▶ Directions: Copy each line that has the string "screenshot" somewhere in it.

▶ Information supplied:
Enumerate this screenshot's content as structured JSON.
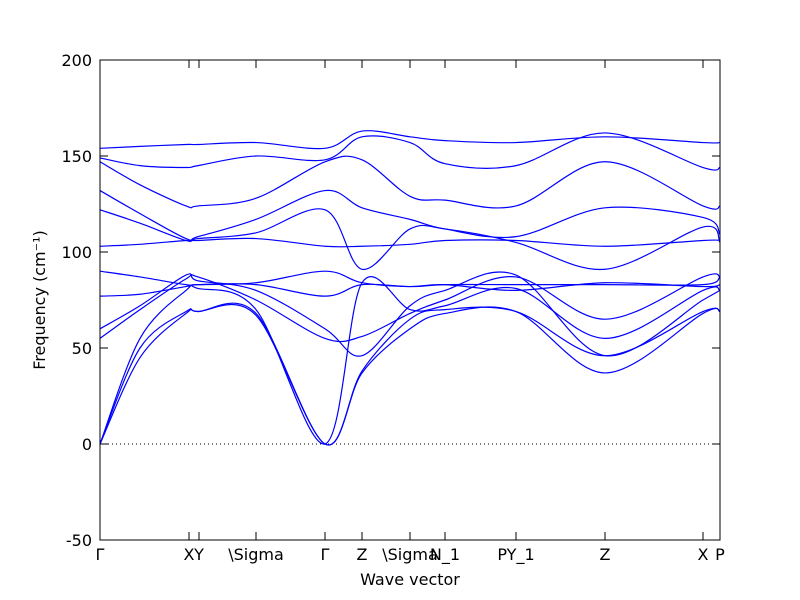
{
  "chart_data": {
    "type": "line",
    "xlabel": "Wave vector",
    "ylabel": "Frequency (cm⁻¹)",
    "xlim": [
      0,
      620
    ],
    "ylim": [
      -50,
      200
    ],
    "yticks": [
      -50,
      0,
      50,
      100,
      150,
      200
    ],
    "xticks": [
      {
        "value": 0,
        "label": "Γ"
      },
      {
        "value": 89,
        "label": "X"
      },
      {
        "value": 99,
        "label": "Y"
      },
      {
        "value": 156,
        "label": "\\Sigma"
      },
      {
        "value": 225,
        "label": "Γ"
      },
      {
        "value": 262,
        "label": "Z"
      },
      {
        "value": 310,
        "label": "\\Sigma"
      },
      {
        "value": 345,
        "label": "N_1"
      },
      {
        "value": 416,
        "label": "PY_1"
      },
      {
        "value": 505,
        "label": "Z"
      },
      {
        "value": 603,
        "label": "X"
      },
      {
        "value": 620,
        "label": "P"
      }
    ],
    "zero_line": true,
    "x": [
      0,
      40,
      86,
      98,
      156,
      225,
      262,
      310,
      345,
      416,
      505,
      603,
      620
    ],
    "series": [
      {
        "color": "#0000ff",
        "values": [
          0,
          45,
          68,
          69,
          67,
          0,
          37,
          60,
          68,
          69,
          37,
          68,
          69
        ]
      },
      {
        "color": "#0000ff",
        "values": [
          0,
          50,
          69,
          69,
          68,
          0,
          38,
          65,
          70,
          69,
          46,
          69,
          69
        ]
      },
      {
        "color": "#0000ff",
        "values": [
          0,
          55,
          80,
          81,
          70,
          0,
          84,
          70,
          72,
          81,
          55,
          80,
          80
        ]
      },
      {
        "color": "#0000ff",
        "values": [
          55,
          70,
          86,
          87,
          75,
          55,
          56,
          68,
          75,
          87,
          65,
          87,
          87
        ]
      },
      {
        "color": "#0000ff",
        "values": [
          60,
          72,
          88,
          85,
          80,
          60,
          46,
          72,
          80,
          88,
          46,
          75,
          80
        ]
      },
      {
        "color": "#0000ff",
        "values": [
          77,
          78,
          82,
          83,
          83,
          77,
          83,
          82,
          83,
          80,
          84,
          82,
          83
        ]
      },
      {
        "color": "#0000ff",
        "values": [
          90,
          87,
          83,
          83,
          84,
          90,
          84,
          82,
          83,
          83,
          83,
          83,
          87
        ]
      },
      {
        "color": "#0000ff",
        "values": [
          103,
          104,
          106,
          106,
          107,
          103,
          103,
          104,
          106,
          106,
          103,
          106,
          106
        ]
      },
      {
        "color": "#0000ff",
        "values": [
          122,
          115,
          106,
          107,
          110,
          122,
          91,
          112,
          112,
          105,
          91,
          113,
          105
        ]
      },
      {
        "color": "#0000ff",
        "values": [
          132,
          120,
          107,
          108,
          117,
          132,
          123,
          117,
          112,
          108,
          123,
          118,
          109
        ]
      },
      {
        "color": "#0000ff",
        "values": [
          147,
          135,
          124,
          124,
          128,
          147,
          148,
          129,
          127,
          124,
          147,
          124,
          124
        ]
      },
      {
        "color": "#0000ff",
        "values": [
          149,
          145,
          144,
          145,
          150,
          148,
          160,
          157,
          146,
          145,
          162,
          144,
          144
        ]
      },
      {
        "color": "#0000ff",
        "values": [
          154,
          155,
          156,
          156,
          157,
          154,
          163,
          160,
          158,
          157,
          160,
          157,
          157
        ]
      }
    ]
  }
}
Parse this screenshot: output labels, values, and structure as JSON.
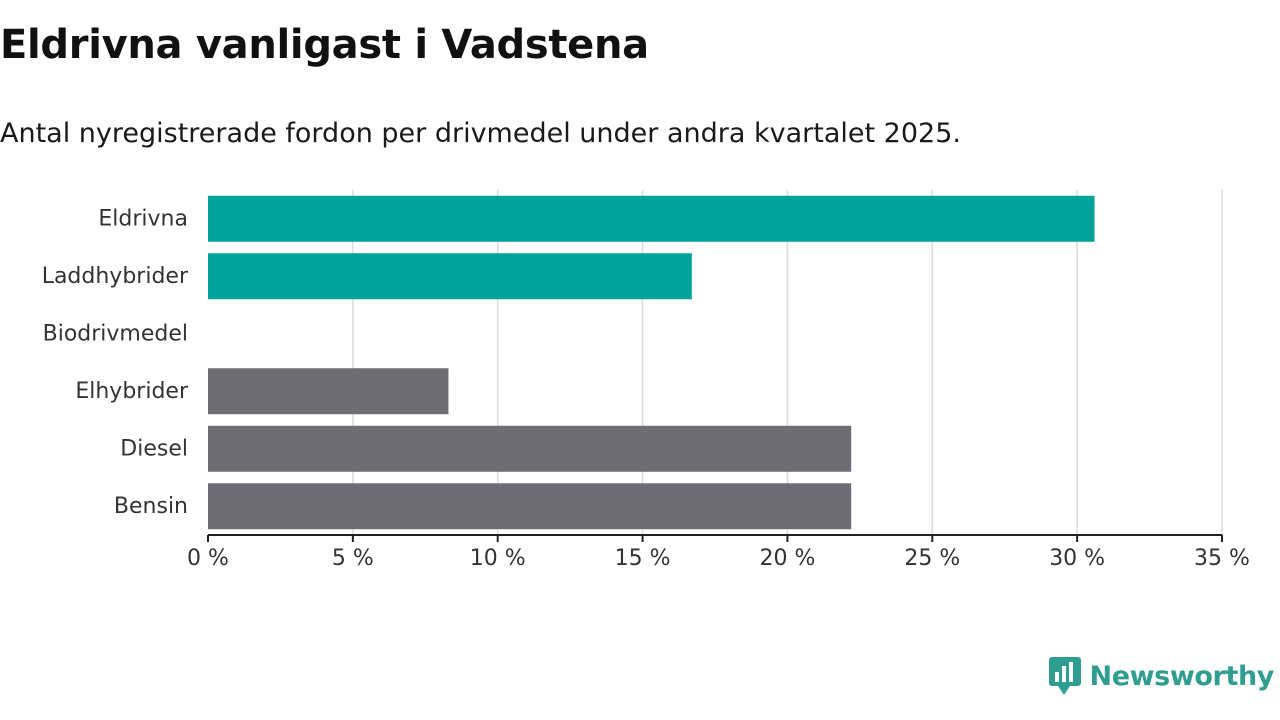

▶ Written response:
Enumerate this screenshot's content as structured JSON.
Parse this screenshot: output labels, values, and structure as JSON.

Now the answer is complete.